▶ _What this task involves_: Below is a listing. Gather each line of it that contains "Component".
** start **
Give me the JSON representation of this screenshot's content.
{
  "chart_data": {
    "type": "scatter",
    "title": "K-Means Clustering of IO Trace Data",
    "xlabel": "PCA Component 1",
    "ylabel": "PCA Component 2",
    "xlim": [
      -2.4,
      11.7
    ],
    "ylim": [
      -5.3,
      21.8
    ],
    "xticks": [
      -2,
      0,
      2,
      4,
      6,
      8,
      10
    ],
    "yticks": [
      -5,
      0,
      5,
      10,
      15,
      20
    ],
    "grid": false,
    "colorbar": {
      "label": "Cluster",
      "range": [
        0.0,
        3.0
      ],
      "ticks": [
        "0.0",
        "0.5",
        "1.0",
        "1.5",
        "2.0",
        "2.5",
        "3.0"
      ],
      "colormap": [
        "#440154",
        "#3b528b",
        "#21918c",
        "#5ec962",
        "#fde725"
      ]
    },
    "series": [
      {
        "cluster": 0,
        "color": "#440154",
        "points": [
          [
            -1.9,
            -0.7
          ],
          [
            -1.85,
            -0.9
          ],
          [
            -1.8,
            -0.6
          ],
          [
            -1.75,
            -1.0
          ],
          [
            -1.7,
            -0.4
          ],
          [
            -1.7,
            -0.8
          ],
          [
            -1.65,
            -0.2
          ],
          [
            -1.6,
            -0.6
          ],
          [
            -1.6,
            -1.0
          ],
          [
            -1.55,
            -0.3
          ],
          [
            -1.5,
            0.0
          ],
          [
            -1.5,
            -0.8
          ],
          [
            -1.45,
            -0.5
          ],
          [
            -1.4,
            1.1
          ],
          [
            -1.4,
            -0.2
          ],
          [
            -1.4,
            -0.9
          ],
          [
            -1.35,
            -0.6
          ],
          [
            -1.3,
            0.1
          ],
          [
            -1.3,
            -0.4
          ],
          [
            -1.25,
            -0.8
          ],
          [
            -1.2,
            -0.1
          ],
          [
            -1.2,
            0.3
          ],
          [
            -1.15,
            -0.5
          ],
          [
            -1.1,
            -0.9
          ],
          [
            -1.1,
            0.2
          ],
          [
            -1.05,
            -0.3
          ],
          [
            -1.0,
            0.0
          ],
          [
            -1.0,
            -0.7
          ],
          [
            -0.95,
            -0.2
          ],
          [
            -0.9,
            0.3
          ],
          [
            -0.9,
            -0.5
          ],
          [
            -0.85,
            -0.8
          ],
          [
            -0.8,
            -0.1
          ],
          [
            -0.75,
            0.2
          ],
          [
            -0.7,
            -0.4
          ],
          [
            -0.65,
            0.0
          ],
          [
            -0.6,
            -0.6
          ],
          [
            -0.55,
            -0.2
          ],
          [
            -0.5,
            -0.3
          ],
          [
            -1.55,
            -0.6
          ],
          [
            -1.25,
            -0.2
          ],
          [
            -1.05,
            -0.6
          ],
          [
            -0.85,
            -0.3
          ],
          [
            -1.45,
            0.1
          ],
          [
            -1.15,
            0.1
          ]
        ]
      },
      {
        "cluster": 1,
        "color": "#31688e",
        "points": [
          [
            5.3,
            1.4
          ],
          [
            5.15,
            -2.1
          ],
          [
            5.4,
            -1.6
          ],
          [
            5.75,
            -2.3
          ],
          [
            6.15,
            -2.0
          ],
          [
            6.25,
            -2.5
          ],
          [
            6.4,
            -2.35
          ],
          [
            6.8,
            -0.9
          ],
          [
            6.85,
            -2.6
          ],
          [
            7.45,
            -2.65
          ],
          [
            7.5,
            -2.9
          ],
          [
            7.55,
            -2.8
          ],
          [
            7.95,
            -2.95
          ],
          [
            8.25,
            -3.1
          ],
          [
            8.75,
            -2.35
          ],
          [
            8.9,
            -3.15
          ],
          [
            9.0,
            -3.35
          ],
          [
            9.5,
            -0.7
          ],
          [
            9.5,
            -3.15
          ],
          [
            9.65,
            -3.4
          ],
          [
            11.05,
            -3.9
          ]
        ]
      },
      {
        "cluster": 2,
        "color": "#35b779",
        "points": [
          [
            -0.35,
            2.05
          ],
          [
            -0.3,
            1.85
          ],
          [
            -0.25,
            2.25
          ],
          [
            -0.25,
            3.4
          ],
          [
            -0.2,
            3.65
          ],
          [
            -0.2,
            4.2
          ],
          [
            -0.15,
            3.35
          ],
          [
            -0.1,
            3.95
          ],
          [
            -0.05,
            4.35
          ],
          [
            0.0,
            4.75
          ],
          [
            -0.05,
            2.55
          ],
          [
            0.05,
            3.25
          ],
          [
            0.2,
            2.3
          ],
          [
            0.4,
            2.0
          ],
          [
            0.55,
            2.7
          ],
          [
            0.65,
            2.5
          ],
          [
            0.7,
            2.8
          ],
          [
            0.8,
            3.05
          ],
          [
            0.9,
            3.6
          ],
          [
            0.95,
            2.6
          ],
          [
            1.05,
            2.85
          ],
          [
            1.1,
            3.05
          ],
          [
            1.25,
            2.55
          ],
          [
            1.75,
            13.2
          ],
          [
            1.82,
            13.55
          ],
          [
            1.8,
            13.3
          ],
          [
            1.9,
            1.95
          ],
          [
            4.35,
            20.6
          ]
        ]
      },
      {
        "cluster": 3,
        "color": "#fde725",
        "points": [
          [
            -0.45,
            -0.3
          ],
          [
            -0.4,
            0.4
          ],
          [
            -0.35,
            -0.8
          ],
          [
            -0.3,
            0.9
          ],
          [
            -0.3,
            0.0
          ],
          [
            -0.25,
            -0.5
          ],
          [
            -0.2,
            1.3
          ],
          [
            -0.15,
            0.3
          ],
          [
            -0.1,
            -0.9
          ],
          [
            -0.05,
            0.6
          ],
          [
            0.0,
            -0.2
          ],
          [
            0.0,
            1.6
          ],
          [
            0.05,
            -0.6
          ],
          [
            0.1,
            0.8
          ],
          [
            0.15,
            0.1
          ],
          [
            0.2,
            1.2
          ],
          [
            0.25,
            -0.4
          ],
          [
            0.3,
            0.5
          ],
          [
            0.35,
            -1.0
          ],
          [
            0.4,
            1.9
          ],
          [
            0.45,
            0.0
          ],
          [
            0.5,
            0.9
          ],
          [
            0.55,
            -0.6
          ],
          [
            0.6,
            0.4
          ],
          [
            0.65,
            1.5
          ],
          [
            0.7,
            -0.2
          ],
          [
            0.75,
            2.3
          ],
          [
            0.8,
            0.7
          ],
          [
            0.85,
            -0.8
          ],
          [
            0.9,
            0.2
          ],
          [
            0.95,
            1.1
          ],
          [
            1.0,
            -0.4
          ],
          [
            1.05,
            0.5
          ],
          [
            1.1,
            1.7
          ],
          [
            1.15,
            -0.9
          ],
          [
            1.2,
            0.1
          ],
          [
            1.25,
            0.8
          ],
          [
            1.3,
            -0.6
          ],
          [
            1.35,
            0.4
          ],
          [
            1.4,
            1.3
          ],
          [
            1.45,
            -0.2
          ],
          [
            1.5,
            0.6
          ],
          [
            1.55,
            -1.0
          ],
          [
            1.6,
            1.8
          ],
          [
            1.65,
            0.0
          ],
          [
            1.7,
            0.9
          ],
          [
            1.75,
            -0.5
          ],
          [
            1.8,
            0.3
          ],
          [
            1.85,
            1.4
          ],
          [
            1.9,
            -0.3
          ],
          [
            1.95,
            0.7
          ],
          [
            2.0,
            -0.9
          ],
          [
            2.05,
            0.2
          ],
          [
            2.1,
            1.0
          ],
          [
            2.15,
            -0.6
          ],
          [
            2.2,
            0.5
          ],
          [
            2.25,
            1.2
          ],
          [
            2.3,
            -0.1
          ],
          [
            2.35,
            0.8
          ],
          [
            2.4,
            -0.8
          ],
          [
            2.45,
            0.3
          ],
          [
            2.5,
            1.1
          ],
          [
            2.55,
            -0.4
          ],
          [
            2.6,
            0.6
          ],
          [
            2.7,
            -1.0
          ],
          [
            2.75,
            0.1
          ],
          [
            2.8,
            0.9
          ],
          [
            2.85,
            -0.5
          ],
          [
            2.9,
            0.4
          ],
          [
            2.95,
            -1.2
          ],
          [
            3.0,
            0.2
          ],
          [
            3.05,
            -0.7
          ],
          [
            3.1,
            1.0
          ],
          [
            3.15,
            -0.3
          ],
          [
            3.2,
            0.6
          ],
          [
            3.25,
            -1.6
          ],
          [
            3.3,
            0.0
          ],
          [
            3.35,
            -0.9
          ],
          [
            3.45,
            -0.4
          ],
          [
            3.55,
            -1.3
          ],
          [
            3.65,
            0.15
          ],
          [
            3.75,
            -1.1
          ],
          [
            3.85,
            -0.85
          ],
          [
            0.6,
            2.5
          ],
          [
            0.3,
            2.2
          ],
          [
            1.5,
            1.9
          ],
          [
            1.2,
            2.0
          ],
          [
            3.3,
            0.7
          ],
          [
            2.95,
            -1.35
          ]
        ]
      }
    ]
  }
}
** end **
▶ _Problem solution_:
    "xlabel": "PCA Component 1",
    "ylabel": "PCA Component 2",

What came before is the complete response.